Dataset records:
◆ ◆ ◆ ◆ ◆

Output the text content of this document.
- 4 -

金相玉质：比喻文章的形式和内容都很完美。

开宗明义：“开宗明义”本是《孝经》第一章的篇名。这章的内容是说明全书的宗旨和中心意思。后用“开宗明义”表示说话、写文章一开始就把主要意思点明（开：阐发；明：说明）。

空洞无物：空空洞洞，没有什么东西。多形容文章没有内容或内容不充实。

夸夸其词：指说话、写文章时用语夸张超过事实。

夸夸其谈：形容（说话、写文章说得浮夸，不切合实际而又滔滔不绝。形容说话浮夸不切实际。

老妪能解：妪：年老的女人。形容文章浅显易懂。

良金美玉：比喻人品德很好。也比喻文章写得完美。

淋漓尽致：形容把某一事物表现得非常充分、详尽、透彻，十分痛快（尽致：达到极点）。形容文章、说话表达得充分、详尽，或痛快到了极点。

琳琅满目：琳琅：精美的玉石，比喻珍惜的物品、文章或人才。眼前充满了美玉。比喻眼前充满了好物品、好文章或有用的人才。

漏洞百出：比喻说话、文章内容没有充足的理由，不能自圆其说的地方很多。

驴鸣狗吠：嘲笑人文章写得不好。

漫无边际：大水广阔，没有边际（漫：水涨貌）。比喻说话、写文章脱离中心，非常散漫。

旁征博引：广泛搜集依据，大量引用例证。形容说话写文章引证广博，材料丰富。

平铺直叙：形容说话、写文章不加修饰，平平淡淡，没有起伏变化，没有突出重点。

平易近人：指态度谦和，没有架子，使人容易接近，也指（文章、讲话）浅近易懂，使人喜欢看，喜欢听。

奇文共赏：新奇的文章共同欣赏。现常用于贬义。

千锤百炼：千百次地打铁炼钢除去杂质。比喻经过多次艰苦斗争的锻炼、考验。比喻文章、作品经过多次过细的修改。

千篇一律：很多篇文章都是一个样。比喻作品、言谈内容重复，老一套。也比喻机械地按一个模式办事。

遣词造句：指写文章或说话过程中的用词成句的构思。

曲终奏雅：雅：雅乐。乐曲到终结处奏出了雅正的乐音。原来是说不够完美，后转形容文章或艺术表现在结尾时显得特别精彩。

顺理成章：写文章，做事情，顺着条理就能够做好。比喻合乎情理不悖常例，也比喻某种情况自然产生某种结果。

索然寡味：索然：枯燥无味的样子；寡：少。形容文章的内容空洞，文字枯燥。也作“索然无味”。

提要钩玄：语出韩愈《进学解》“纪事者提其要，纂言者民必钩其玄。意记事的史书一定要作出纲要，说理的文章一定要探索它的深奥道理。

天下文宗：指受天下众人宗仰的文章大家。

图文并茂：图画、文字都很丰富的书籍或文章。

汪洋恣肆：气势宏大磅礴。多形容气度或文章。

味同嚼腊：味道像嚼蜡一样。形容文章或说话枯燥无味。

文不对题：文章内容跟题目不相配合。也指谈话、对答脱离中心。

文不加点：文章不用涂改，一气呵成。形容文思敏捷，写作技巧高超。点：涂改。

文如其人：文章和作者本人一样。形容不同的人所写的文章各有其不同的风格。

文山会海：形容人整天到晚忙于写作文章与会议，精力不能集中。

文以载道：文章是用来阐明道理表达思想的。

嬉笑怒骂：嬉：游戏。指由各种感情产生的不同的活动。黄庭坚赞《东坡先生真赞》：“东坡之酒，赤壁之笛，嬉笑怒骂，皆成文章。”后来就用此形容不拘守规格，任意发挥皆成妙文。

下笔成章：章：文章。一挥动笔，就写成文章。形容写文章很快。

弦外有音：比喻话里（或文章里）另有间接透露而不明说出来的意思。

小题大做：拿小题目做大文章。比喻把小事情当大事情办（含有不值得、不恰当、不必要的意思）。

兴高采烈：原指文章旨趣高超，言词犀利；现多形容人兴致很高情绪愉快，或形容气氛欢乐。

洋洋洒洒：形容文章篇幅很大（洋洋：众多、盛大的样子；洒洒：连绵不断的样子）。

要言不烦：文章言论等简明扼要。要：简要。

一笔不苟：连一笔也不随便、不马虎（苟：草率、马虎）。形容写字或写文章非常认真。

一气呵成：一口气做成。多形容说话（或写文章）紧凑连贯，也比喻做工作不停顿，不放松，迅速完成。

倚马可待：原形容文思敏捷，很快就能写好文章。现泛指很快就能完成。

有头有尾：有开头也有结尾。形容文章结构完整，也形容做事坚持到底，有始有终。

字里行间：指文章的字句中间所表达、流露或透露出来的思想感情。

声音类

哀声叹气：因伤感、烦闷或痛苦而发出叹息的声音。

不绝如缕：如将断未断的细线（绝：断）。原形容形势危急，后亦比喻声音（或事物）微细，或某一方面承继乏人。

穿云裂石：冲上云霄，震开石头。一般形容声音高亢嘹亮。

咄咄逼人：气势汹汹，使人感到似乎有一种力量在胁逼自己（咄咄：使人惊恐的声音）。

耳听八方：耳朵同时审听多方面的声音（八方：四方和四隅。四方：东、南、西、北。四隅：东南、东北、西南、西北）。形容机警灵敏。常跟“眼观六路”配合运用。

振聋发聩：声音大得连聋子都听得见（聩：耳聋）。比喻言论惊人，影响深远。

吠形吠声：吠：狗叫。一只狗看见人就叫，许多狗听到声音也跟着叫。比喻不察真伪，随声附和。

◆ ◆ ◆ ◆ ◆

■ WHAT IS EXPECTED:
Give the listing above again, word for word.

■ EXERCISE SOLUTION:
Output the text content of this document.
- 4 -

金相玉质：比喻文章的形式和内容都很完美。

开宗明义：“开宗明义”本是《孝经》第一章的篇名。这章的内容是说明全书的宗旨和中心意思。后用“开宗明义”表示说话、写文章一开始就把主要意思点明（开：阐发；明：说明）。

空洞无物：空空洞洞，没有什么东西。多形容文章没有内容或内容不充实。

夸夸其词：指说话、写文章时用语夸张超过事实。

夸夸其谈：形容（说话、写文章说得浮夸，不切合实际而又滔滔不绝。形容说话浮夸不切实际。

老妪能解：妪：年老的女人。形容文章浅显易懂。

良金美玉：比喻人品德很好。也比喻文章写得完美。

淋漓尽致：形容把某一事物表现得非常充分、详尽、透彻，十分痛快（尽致：达到极点）。形容文章、说话表达得充分、详尽，或痛快到了极点。

琳琅满目：琳琅：精美的玉石，比喻珍惜的物品、文章或人才。眼前充满了美玉。比喻眼前充满了好物品、好文章或有用的人才。

漏洞百出：比喻说话、文章内容没有充足的理由，不能自圆其说的地方很多。

驴鸣狗吠：嘲笑人文章写得不好。

漫无边际：大水广阔，没有边际（漫：水涨貌）。比喻说话、写文章脱离中心，非常散漫。

旁征博引：广泛搜集依据，大量引用例证。形容说话写文章引证广博，材料丰富。

平铺直叙：形容说话、写文章不加修饰，平平淡淡，没有起伏变化，没有突出重点。

平易近人：指态度谦和，没有架子，使人容易接近，也指（文章、讲话）浅近易懂，使人喜欢看，喜欢听。

奇文共赏：新奇的文章共同欣赏。现常用于贬义。

千锤百炼：千百次地打铁炼钢除去杂质。比喻经过多次艰苦斗争的锻炼、考验。比喻文章、作品经过多次过细的修改。

千篇一律：很多篇文章都是一个样。比喻作品、言谈内容重复，老一套。也比喻机械地按一个模式办事。

遣词造句：指写文章或说话过程中的用词成句的构思。

曲终奏雅：雅：雅乐。乐曲到终结处奏出了雅正的乐音。原来是说不够完美，后转形容文章或艺术表现在结尾时显得特别精彩。

顺理成章：写文章，做事情，顺着条理就能够做好。比喻合乎情理不悖常例，也比喻某种情况自然产生某种结果。

索然寡味：索然：枯燥无味的样子；寡：少。形容文章的内容空洞，文字枯燥。也作“索然无味”。

提要钩玄：语出韩愈《进学解》“纪事者提其要，纂言者民必钩其玄。意记事的史书一定要作出纲要，说理的文章一定要探索它的深奥道理。

天下文宗：指受天下众人宗仰的文章大家。

图文并茂：图画、文字都很丰富的书籍或文章。

汪洋恣肆：气势宏大磅礴。多形容气度或文章。

味同嚼腊：味道像嚼蜡一样。形容文章或说话枯燥无味。

文不对题：文章内容跟题目不相配合。也指谈话、对答脱离中心。

文不加点：文章不用涂改，一气呵成。形容文思敏捷，写作技巧高超。点：涂改。

文如其人：文章和作者本人一样。形容不同的人所写的文章各有其不同的风格。

文山会海：形容人整天到晚忙于写作文章与会议，精力不能集中。

文以载道：文章是用来阐明道理表达思想的。

嬉笑怒骂：嬉：游戏。指由各种感情产生的不同的活动。黄庭坚赞《东坡先生真赞》：“东坡之酒，赤壁之笛，嬉笑怒骂，皆成文章。”后来就用此形容不拘守规格，任意发挥皆成妙文。

下笔成章：章：文章。一挥动笔，就写成文章。形容写文章很快。

弦外有音：比喻话里（或文章里）另有间接透露而不明说出来的意思。

小题大做：拿小题目做大文章。比喻把小事情当大事情办（含有不值得、不恰当、不必要的意思）。

兴高采烈：原指文章旨趣高超，言词犀利；现多形容人兴致很高情绪愉快，或形容气氛欢乐。

洋洋洒洒：形容文章篇幅很大（洋洋：众多、盛大的样子；洒洒：连绵不断的样子）。

要言不烦：文章言论等简明扼要。要：简要。

一笔不苟：连一笔也不随便、不马虎（苟：草率、马虎）。形容写字或写文章非常认真。

一气呵成：一口气做成。多形容说话（或写文章）紧凑连贯，也比喻做工作不停顿，不放松，迅速完成。

倚马可待：原形容文思敏捷，很快就能写好文章。现泛指很快就能完成。

有头有尾：有开头也有结尾。形容文章结构完整，也形容做事坚持到底，有始有终。

字里行间：指文章的字句中间所表达、流露或透露出来的思想感情。

声音类

哀声叹气：因伤感、烦闷或痛苦而发出叹息的声音。

不绝如缕：如将断未断的细线（绝：断）。原形容形势危急，后亦比喻声音（或事物）微细，或某一方面承继乏人。

穿云裂石：冲上云霄，震开石头。一般形容声音高亢嘹亮。

咄咄逼人：气势汹汹，使人感到似乎有一种力量在胁逼自己（咄咄：使人惊恐的声音）。

耳听八方：耳朵同时审听多方面的声音（八方：四方和四隅。四方：东、南、西、北。四隅：东南、东北、西南、西北）。形容机警灵敏。常跟“眼观六路”配合运用。

振聋发聩：声音大得连聋子都听得见（聩：耳聋）。比喻言论惊人，影响深远。

吠形吠声：吠：狗叫。一只狗看见人就叫，许多狗听到声音也跟着叫。比喻不察真伪，随声附和。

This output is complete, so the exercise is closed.